Exercise directions>
Copy every line of the records below that holds the word "ffffff".

*** Data records

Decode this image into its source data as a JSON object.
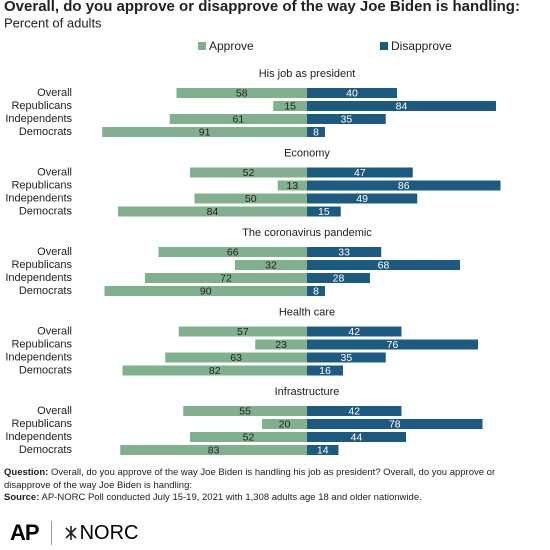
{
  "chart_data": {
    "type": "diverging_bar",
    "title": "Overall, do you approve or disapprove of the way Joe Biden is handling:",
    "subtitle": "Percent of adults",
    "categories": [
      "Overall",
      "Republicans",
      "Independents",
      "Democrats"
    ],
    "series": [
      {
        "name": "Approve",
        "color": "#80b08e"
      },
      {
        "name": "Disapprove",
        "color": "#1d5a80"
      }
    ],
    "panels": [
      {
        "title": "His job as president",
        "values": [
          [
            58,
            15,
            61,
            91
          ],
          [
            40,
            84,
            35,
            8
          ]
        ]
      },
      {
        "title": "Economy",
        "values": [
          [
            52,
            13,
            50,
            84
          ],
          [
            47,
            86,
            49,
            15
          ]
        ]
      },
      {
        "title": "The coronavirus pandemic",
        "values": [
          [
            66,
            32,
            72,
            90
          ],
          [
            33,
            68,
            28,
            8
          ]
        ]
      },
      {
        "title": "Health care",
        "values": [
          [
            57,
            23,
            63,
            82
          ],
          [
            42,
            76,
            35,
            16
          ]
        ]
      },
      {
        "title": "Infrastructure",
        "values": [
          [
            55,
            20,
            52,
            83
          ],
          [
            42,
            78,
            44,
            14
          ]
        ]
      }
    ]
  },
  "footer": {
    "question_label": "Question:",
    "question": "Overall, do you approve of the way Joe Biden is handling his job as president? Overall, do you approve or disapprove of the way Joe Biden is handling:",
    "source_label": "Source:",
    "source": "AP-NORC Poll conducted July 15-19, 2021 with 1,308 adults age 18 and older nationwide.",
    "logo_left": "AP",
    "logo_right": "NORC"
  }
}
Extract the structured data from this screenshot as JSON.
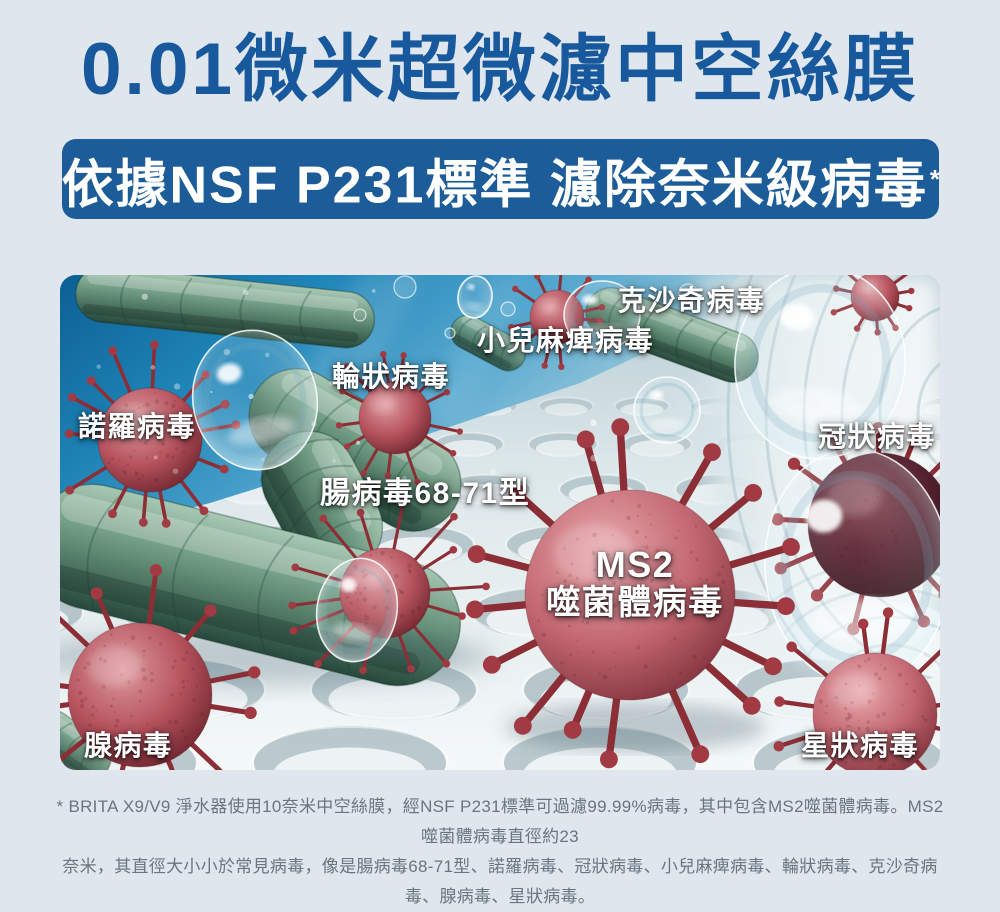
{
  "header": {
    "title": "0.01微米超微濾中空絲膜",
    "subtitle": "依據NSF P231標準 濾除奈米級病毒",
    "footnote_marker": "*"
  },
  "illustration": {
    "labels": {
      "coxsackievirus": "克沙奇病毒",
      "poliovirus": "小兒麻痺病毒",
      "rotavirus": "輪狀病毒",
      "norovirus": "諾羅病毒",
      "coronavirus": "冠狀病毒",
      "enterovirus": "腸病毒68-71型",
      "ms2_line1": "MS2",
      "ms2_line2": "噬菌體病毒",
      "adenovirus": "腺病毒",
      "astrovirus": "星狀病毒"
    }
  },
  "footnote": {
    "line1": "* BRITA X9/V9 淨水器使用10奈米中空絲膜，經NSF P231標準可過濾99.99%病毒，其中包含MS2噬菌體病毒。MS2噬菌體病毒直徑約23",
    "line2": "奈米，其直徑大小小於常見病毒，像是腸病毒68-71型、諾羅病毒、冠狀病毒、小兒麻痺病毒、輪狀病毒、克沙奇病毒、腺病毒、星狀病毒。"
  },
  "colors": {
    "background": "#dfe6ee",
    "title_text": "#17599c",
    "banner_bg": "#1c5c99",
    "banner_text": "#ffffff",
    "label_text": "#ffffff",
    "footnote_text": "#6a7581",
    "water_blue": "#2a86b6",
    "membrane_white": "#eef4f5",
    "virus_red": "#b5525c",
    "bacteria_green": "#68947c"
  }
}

******

Answer box>
    "banner_text": "#ffffff",
    "label_text": "#ffffff",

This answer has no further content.